[Some records]
= = = = = = =

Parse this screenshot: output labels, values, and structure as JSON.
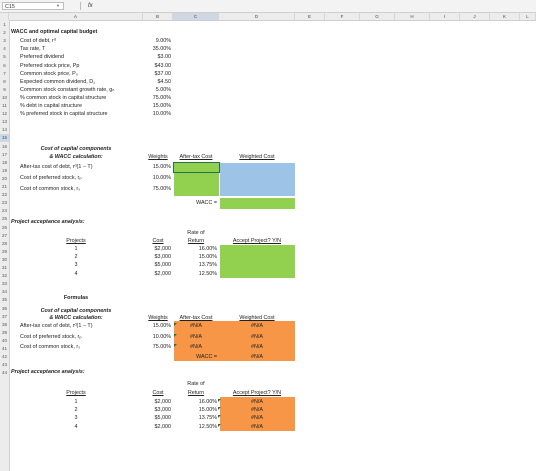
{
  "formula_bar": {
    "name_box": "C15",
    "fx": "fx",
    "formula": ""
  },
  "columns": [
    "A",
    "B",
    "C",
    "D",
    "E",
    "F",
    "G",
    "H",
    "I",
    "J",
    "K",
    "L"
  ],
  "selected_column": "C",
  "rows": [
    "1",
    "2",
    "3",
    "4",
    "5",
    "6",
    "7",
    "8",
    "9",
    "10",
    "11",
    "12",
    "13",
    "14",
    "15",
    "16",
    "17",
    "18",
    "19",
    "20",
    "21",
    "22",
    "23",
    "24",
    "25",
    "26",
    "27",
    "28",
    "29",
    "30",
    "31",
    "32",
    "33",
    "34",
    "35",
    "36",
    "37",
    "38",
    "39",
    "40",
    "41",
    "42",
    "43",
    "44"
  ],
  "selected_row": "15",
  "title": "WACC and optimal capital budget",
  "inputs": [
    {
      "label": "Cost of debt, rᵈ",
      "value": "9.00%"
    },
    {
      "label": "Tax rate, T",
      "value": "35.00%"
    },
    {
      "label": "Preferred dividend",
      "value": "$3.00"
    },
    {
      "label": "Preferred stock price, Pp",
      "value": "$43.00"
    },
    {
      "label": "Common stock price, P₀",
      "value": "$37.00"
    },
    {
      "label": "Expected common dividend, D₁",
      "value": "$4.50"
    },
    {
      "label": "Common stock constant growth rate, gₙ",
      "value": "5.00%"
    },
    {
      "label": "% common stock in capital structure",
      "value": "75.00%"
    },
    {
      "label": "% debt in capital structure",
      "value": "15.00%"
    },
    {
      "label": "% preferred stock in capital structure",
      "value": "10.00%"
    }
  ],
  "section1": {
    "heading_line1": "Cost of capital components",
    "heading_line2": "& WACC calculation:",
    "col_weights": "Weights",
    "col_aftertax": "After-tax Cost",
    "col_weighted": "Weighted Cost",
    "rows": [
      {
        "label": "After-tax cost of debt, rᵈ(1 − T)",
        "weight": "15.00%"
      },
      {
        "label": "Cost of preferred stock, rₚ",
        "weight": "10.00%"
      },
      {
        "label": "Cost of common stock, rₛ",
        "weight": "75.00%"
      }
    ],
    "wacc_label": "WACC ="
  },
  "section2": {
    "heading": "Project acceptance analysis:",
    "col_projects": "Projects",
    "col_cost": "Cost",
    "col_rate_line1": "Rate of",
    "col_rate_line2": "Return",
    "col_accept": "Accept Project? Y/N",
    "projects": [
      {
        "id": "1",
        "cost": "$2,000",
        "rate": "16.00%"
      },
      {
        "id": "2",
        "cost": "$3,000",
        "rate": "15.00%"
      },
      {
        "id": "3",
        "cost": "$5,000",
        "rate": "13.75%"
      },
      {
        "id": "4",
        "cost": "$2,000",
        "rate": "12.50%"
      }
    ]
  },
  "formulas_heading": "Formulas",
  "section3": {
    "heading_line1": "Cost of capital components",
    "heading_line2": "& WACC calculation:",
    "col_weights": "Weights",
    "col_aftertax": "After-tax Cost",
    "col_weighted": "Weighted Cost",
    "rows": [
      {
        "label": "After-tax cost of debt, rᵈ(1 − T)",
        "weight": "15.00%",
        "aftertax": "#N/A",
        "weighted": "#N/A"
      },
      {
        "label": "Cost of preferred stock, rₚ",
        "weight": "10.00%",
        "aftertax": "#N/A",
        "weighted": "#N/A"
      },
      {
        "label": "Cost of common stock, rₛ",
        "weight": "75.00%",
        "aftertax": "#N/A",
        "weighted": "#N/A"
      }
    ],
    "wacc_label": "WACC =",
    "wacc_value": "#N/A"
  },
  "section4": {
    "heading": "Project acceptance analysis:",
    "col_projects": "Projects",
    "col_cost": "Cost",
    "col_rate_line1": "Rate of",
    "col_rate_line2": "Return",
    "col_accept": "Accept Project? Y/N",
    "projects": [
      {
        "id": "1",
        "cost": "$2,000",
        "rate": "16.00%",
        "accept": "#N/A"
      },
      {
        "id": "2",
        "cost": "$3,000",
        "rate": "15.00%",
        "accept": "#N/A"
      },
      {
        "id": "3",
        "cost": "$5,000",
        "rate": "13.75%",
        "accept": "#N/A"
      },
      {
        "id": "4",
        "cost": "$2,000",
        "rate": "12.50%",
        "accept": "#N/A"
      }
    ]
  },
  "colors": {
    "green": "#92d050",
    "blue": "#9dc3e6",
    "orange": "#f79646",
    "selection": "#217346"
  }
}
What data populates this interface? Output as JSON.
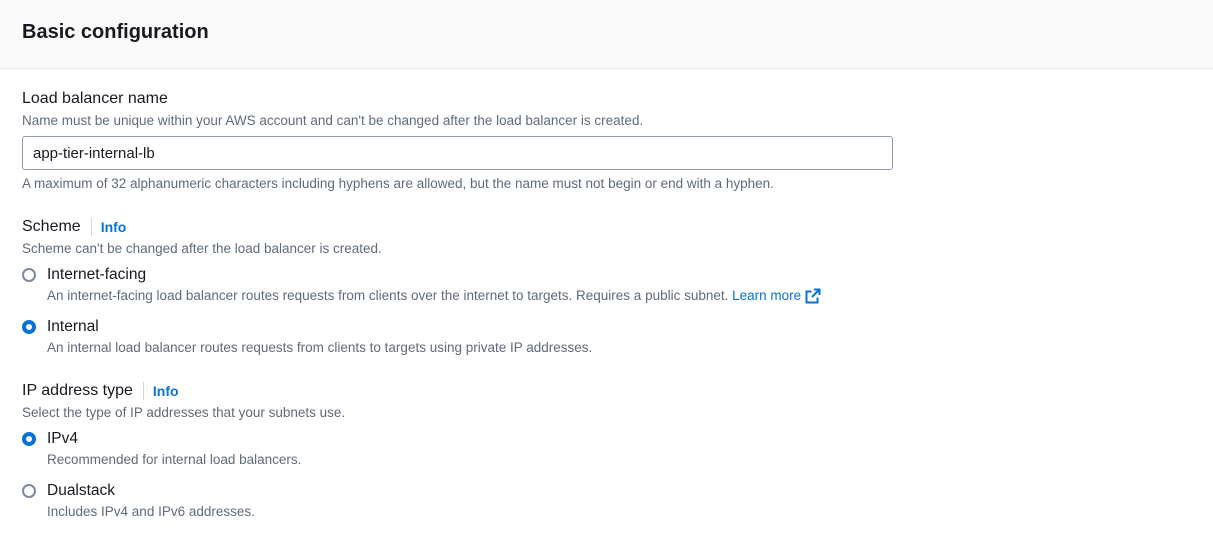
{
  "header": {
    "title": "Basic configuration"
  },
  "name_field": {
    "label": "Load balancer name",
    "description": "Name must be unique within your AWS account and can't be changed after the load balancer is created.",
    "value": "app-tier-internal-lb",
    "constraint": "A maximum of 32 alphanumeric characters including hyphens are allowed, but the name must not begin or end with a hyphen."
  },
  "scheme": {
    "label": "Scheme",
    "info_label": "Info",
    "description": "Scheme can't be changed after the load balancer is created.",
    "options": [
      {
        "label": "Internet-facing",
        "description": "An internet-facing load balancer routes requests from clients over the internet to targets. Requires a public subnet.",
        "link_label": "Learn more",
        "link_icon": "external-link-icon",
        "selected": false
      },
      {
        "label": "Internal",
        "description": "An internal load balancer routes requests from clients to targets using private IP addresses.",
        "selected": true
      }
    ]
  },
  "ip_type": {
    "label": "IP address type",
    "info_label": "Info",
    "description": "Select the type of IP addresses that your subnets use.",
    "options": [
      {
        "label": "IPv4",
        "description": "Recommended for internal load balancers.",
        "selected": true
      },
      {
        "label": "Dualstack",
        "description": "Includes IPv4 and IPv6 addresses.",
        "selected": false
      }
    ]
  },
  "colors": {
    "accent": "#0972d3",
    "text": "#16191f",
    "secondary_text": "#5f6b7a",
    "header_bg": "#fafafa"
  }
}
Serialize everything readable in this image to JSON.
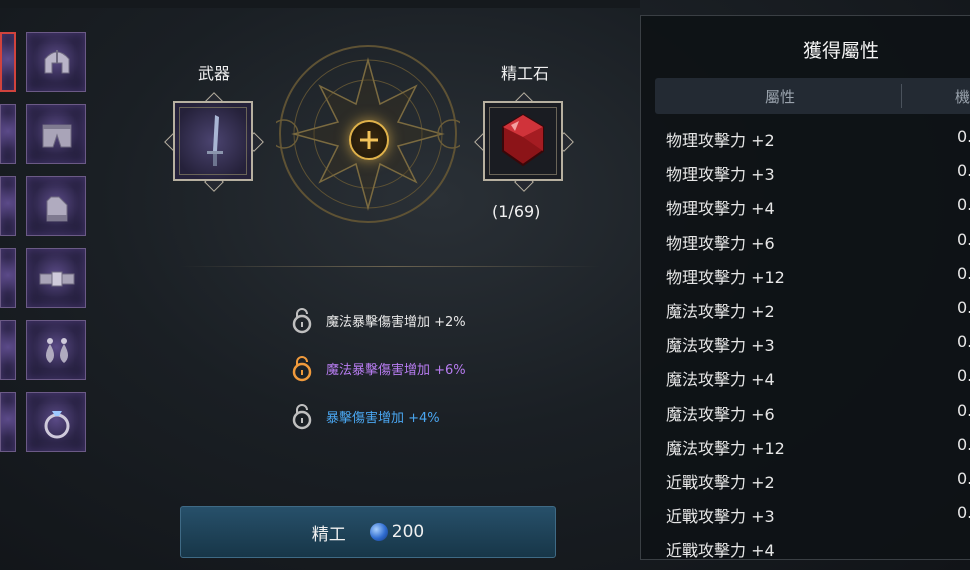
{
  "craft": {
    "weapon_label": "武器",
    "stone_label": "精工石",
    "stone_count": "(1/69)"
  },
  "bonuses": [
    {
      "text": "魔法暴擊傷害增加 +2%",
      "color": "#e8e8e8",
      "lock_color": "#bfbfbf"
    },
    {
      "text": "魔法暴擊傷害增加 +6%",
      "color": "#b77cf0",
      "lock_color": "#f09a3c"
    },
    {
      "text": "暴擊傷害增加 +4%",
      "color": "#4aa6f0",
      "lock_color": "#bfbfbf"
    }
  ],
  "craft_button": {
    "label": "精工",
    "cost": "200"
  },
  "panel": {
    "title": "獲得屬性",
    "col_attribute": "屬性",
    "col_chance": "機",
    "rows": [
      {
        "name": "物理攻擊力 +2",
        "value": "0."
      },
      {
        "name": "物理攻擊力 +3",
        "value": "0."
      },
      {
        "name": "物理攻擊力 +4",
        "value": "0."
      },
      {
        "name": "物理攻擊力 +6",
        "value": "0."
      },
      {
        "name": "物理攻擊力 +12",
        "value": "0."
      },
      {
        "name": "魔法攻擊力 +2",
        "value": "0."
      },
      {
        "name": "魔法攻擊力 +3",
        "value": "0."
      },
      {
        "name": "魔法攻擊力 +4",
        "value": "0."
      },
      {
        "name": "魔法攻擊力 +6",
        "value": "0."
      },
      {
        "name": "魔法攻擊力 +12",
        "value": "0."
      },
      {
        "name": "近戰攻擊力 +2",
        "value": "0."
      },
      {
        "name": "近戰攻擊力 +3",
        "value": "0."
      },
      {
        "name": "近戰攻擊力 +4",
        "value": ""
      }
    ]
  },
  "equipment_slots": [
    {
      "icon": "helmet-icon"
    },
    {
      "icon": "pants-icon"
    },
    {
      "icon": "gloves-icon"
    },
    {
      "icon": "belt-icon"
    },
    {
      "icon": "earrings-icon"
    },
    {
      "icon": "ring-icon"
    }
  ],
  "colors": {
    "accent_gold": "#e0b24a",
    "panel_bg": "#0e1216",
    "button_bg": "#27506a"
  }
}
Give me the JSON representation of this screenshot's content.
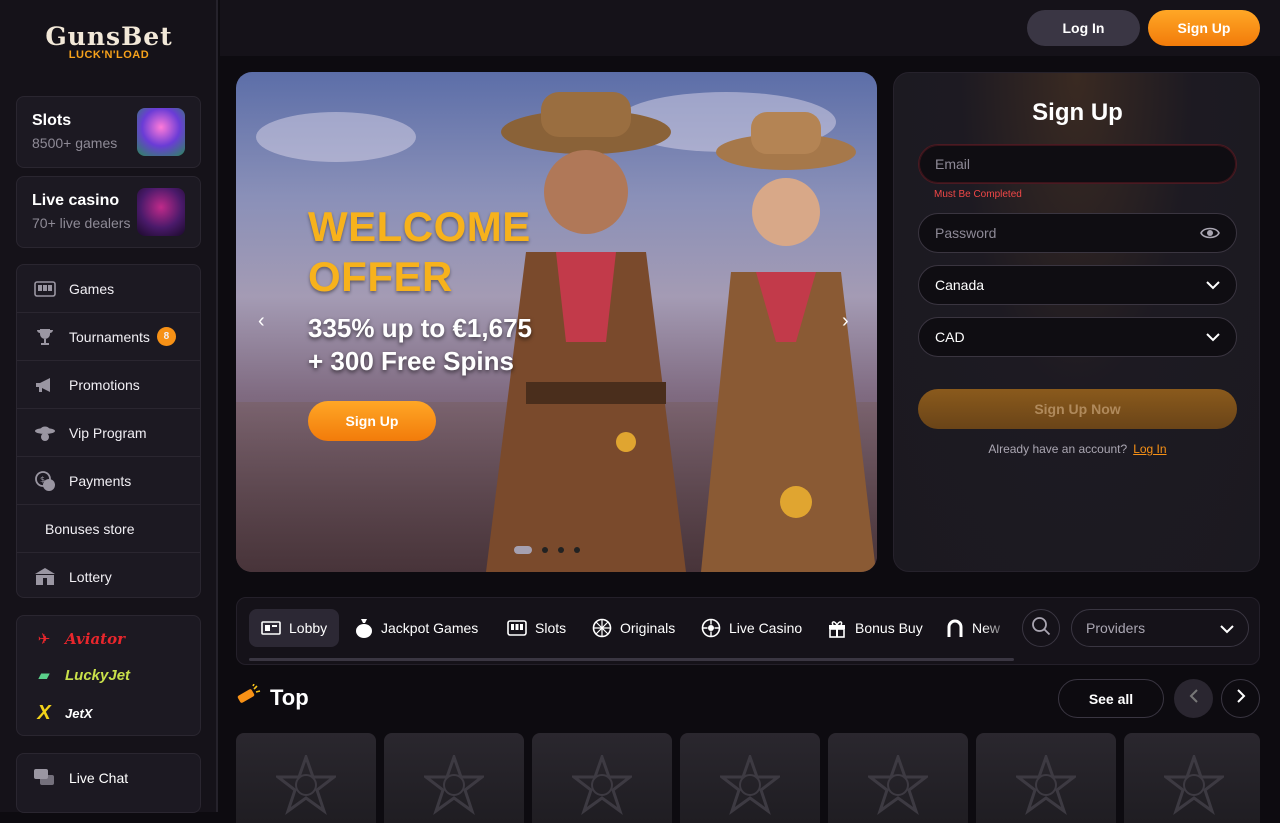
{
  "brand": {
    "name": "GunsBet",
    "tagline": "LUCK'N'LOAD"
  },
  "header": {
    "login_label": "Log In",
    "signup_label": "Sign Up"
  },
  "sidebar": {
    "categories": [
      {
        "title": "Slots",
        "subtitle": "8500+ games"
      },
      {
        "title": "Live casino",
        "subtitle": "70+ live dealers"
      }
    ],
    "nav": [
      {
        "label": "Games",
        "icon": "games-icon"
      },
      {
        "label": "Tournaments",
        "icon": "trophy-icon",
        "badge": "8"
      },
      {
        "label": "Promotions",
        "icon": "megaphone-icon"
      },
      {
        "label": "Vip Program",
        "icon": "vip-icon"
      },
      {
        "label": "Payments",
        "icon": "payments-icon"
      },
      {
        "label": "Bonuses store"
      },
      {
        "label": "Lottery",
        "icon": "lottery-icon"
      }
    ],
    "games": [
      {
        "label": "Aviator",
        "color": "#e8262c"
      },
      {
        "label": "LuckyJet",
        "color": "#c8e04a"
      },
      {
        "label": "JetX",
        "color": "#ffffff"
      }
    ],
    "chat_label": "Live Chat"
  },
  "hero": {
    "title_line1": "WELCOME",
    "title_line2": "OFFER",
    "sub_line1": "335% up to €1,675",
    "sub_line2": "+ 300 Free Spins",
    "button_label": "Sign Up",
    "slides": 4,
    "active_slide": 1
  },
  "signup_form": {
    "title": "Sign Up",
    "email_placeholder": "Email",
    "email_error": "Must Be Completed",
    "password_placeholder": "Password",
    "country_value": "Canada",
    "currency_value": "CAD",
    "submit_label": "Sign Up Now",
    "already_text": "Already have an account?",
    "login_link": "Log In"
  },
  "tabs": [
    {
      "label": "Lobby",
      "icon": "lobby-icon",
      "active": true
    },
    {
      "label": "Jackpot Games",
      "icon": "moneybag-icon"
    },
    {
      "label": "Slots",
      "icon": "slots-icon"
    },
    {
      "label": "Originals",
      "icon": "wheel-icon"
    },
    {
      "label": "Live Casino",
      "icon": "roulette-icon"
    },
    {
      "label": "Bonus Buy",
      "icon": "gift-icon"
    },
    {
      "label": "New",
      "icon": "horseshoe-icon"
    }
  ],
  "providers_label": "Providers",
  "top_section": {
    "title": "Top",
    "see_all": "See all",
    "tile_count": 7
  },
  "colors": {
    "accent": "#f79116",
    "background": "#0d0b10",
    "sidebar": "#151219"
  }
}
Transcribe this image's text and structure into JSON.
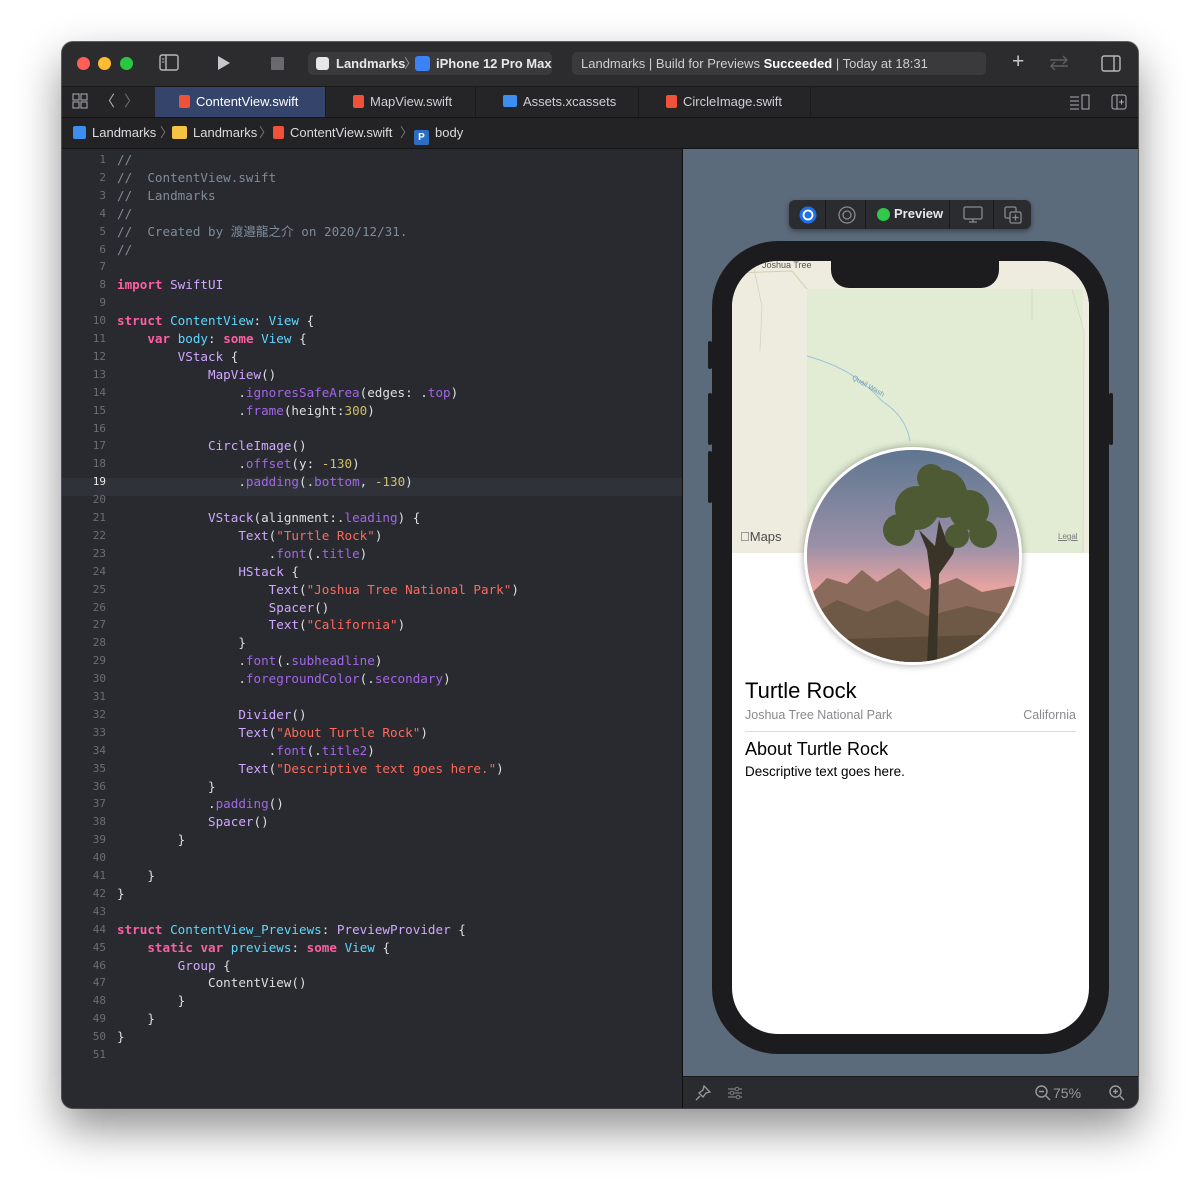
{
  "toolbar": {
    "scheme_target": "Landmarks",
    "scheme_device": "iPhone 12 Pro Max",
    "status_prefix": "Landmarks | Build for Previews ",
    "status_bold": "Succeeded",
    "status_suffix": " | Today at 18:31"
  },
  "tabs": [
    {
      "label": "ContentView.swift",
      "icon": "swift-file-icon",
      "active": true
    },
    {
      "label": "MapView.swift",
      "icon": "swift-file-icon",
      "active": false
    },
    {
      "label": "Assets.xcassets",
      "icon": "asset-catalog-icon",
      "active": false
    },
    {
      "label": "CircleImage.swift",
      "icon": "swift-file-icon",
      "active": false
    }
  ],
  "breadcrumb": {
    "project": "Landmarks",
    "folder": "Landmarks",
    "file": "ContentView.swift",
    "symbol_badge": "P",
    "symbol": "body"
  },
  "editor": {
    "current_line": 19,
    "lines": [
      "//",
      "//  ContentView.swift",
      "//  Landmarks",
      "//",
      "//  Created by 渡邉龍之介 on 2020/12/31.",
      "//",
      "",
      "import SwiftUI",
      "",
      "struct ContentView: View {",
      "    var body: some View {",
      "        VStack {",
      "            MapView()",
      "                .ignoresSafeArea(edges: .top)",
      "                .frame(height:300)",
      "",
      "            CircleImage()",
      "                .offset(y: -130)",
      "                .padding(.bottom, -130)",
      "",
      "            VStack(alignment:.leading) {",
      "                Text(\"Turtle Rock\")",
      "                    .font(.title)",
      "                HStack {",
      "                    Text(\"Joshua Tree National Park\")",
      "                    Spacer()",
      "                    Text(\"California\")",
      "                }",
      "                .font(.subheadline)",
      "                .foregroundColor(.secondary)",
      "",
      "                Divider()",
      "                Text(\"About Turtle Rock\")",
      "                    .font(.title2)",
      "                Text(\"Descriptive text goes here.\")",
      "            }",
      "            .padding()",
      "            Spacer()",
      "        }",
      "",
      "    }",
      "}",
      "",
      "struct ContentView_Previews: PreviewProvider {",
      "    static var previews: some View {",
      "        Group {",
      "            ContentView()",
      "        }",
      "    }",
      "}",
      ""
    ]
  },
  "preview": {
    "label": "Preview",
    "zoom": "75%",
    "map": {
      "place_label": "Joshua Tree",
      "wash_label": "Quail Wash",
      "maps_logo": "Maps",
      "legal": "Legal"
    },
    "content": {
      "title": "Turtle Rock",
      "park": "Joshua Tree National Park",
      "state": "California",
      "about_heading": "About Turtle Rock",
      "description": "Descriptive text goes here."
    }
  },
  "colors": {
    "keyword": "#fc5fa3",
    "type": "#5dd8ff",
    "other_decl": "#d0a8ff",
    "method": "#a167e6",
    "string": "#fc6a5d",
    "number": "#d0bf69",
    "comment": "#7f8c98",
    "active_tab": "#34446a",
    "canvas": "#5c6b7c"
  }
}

= = = = = = =

WRITTEN PROBLEM: Of all the lines above, how many contain "your"? Give the number and nothing more.

EXERCISE ANSWER: 2